* [WORK TO DO]:
Restate the listing that follows word for word, without its pictures.

Data entries:
- - -
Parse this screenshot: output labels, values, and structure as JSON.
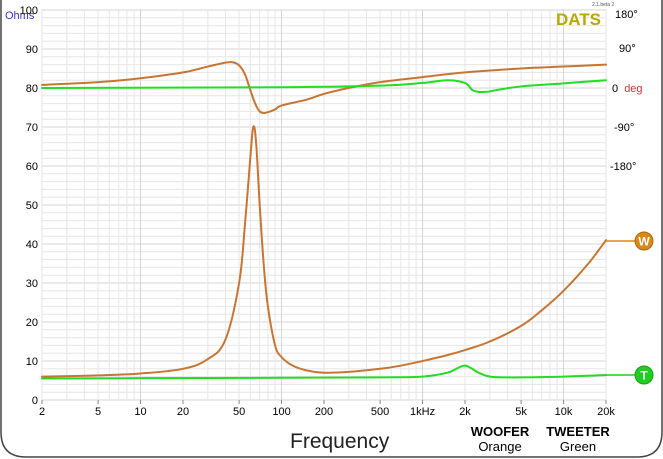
{
  "version": "2.1.beta 2",
  "brand": "DATS",
  "units_label": "Ohms",
  "phase_labels": [
    "180°",
    "90°",
    "-90°",
    "-180°"
  ],
  "phase_zero_num": "0",
  "phase_zero_unit": "deg",
  "frequency_label": "Frequency",
  "legend": {
    "woofer_name": "WOOFER",
    "woofer_color_name": "Orange",
    "tweeter_name": "TWEETER",
    "tweeter_color_name": "Green"
  },
  "markers": {
    "woofer": "W",
    "tweeter": "T"
  },
  "colors": {
    "woofer": "#c87533",
    "tweeter": "#22dd22",
    "woofer_marker": "#d98a16",
    "tweeter_marker": "#1ecf1e",
    "units": "#3333cc",
    "deg": "#cc3333",
    "brand": "#b8a800",
    "grid": "#e6e6e6",
    "frame": "#444444"
  },
  "chart_data": {
    "type": "line",
    "xscale": "log",
    "xlim": [
      2,
      20000
    ],
    "ylim": [
      0,
      100
    ],
    "x_tick_labels": [
      "2",
      "5",
      "10",
      "20",
      "50",
      "100",
      "200",
      "500",
      "1kHz",
      "2k",
      "5k",
      "10k",
      "20k"
    ],
    "x_tick_values": [
      2,
      5,
      10,
      20,
      50,
      100,
      200,
      500,
      1000,
      2000,
      5000,
      10000,
      20000
    ],
    "y_ticks": [
      0,
      10,
      20,
      30,
      40,
      50,
      60,
      70,
      80,
      90,
      100
    ],
    "grid": true,
    "series": [
      {
        "name": "WOOFER",
        "kind": "impedance",
        "x": [
          2,
          5,
          10,
          20,
          30,
          40,
          50,
          55,
          60,
          63,
          66,
          70,
          75,
          80,
          90,
          100,
          120,
          150,
          200,
          300,
          500,
          700,
          1000,
          1500,
          2000,
          3000,
          5000,
          7000,
          10000,
          15000,
          20000
        ],
        "y": [
          6.0,
          6.3,
          6.8,
          8.0,
          10.5,
          15.5,
          30,
          45,
          62,
          70,
          66,
          50,
          34,
          24,
          14,
          11,
          8.8,
          7.6,
          7.0,
          7.2,
          8.0,
          8.8,
          10,
          11.5,
          12.8,
          15,
          19,
          23,
          28,
          35,
          41
        ]
      },
      {
        "name": "TWEETER",
        "kind": "impedance",
        "x": [
          2,
          10,
          100,
          500,
          1000,
          1500,
          1800,
          2000,
          2200,
          2500,
          3000,
          4000,
          5000,
          10000,
          20000
        ],
        "y": [
          5.5,
          5.6,
          5.7,
          5.8,
          6.0,
          7.0,
          8.3,
          8.8,
          8.2,
          7.0,
          6.0,
          5.8,
          5.8,
          6.0,
          6.4
        ]
      },
      {
        "name": "WOOFER",
        "kind": "phase",
        "x": [
          2,
          5,
          10,
          20,
          30,
          40,
          45,
          50,
          55,
          60,
          65,
          70,
          75,
          80,
          90,
          100,
          150,
          200,
          300,
          500,
          1000,
          2000,
          5000,
          10000,
          20000
        ],
        "y": [
          80.8,
          81.5,
          82.5,
          84.0,
          85.5,
          86.5,
          86.6,
          85.8,
          83.5,
          79.5,
          76.0,
          74.0,
          73.6,
          73.8,
          74.5,
          75.5,
          77.0,
          78.5,
          80.0,
          81.5,
          82.8,
          84.0,
          85.0,
          85.5,
          86.0
        ]
      },
      {
        "name": "TWEETER",
        "kind": "phase",
        "x": [
          2,
          100,
          500,
          1000,
          1500,
          2000,
          2300,
          2800,
          3500,
          5000,
          10000,
          20000
        ],
        "y": [
          80.0,
          80.2,
          80.6,
          81.3,
          82.0,
          81.3,
          79.3,
          79.0,
          79.6,
          80.4,
          81.2,
          82.0
        ]
      }
    ]
  }
}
- - -
* [FINISHED ANSWER]:
Parse this screenshot: output labels, values, and structure as JSON.
{
  "version": "2.1.beta 2",
  "brand": "DATS",
  "units_label": "Ohms",
  "phase_labels": [
    "180°",
    "90°",
    "-90°",
    "-180°"
  ],
  "phase_zero_num": "0",
  "phase_zero_unit": "deg",
  "frequency_label": "Frequency",
  "legend": {
    "woofer_name": "WOOFER",
    "woofer_color_name": "Orange",
    "tweeter_name": "TWEETER",
    "tweeter_color_name": "Green"
  },
  "markers": {
    "woofer": "W",
    "tweeter": "T"
  },
  "colors": {
    "woofer": "#c87533",
    "tweeter": "#22dd22",
    "woofer_marker": "#d98a16",
    "tweeter_marker": "#1ecf1e",
    "units": "#3333cc",
    "deg": "#cc3333",
    "brand": "#b8a800",
    "grid": "#e6e6e6",
    "frame": "#444444"
  },
  "chart_data": {
    "type": "line",
    "xscale": "log",
    "xlim": [
      2,
      20000
    ],
    "ylim": [
      0,
      100
    ],
    "x_tick_labels": [
      "2",
      "5",
      "10",
      "20",
      "50",
      "100",
      "200",
      "500",
      "1kHz",
      "2k",
      "5k",
      "10k",
      "20k"
    ],
    "x_tick_values": [
      2,
      5,
      10,
      20,
      50,
      100,
      200,
      500,
      1000,
      2000,
      5000,
      10000,
      20000
    ],
    "y_ticks": [
      0,
      10,
      20,
      30,
      40,
      50,
      60,
      70,
      80,
      90,
      100
    ],
    "grid": true,
    "series": [
      {
        "name": "WOOFER",
        "kind": "impedance",
        "x": [
          2,
          5,
          10,
          20,
          30,
          40,
          50,
          55,
          60,
          63,
          66,
          70,
          75,
          80,
          90,
          100,
          120,
          150,
          200,
          300,
          500,
          700,
          1000,
          1500,
          2000,
          3000,
          5000,
          7000,
          10000,
          15000,
          20000
        ],
        "y": [
          6.0,
          6.3,
          6.8,
          8.0,
          10.5,
          15.5,
          30,
          45,
          62,
          70,
          66,
          50,
          34,
          24,
          14,
          11,
          8.8,
          7.6,
          7.0,
          7.2,
          8.0,
          8.8,
          10,
          11.5,
          12.8,
          15,
          19,
          23,
          28,
          35,
          41
        ]
      },
      {
        "name": "TWEETER",
        "kind": "impedance",
        "x": [
          2,
          10,
          100,
          500,
          1000,
          1500,
          1800,
          2000,
          2200,
          2500,
          3000,
          4000,
          5000,
          10000,
          20000
        ],
        "y": [
          5.5,
          5.6,
          5.7,
          5.8,
          6.0,
          7.0,
          8.3,
          8.8,
          8.2,
          7.0,
          6.0,
          5.8,
          5.8,
          6.0,
          6.4
        ]
      },
      {
        "name": "WOOFER",
        "kind": "phase",
        "x": [
          2,
          5,
          10,
          20,
          30,
          40,
          45,
          50,
          55,
          60,
          65,
          70,
          75,
          80,
          90,
          100,
          150,
          200,
          300,
          500,
          1000,
          2000,
          5000,
          10000,
          20000
        ],
        "y": [
          80.8,
          81.5,
          82.5,
          84.0,
          85.5,
          86.5,
          86.6,
          85.8,
          83.5,
          79.5,
          76.0,
          74.0,
          73.6,
          73.8,
          74.5,
          75.5,
          77.0,
          78.5,
          80.0,
          81.5,
          82.8,
          84.0,
          85.0,
          85.5,
          86.0
        ]
      },
      {
        "name": "TWEETER",
        "kind": "phase",
        "x": [
          2,
          100,
          500,
          1000,
          1500,
          2000,
          2300,
          2800,
          3500,
          5000,
          10000,
          20000
        ],
        "y": [
          80.0,
          80.2,
          80.6,
          81.3,
          82.0,
          81.3,
          79.3,
          79.0,
          79.6,
          80.4,
          81.2,
          82.0
        ]
      }
    ]
  }
}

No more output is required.